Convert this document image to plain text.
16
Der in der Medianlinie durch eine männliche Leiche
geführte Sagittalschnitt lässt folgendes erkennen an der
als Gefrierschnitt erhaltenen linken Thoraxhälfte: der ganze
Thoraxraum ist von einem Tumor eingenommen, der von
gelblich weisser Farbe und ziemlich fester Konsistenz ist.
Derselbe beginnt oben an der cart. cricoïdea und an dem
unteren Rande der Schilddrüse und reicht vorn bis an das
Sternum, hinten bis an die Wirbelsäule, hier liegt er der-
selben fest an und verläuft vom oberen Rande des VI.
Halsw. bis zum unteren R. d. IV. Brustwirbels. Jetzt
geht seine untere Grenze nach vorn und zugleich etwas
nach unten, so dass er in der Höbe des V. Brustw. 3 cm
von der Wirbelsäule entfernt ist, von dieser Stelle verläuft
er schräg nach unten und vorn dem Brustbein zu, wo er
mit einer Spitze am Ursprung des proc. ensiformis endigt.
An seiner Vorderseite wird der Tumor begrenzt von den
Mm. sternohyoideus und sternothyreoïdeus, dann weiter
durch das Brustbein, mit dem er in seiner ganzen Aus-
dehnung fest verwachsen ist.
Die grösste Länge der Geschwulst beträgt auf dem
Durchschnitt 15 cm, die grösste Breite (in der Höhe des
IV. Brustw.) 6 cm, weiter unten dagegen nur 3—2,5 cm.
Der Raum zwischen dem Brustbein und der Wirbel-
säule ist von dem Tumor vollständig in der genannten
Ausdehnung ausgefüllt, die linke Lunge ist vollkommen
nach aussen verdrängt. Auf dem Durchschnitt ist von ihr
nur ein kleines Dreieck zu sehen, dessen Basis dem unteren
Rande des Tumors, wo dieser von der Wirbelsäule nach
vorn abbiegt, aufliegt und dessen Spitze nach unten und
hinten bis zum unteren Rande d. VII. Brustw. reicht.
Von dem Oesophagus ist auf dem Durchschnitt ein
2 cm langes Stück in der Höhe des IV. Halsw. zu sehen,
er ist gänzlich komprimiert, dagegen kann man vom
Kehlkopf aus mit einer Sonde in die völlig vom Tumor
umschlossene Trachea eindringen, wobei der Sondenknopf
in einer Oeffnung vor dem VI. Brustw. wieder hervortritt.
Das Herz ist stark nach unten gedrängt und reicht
──────────────────────────────
Read the material above and copy out each line holding "reicht".

unteren Rande der Schilddrüse und reicht vorn bis an das
hinten bis zum unteren Rande d. VII. Brustw. reicht.
Das Herz ist stark nach unten gedrängt und reicht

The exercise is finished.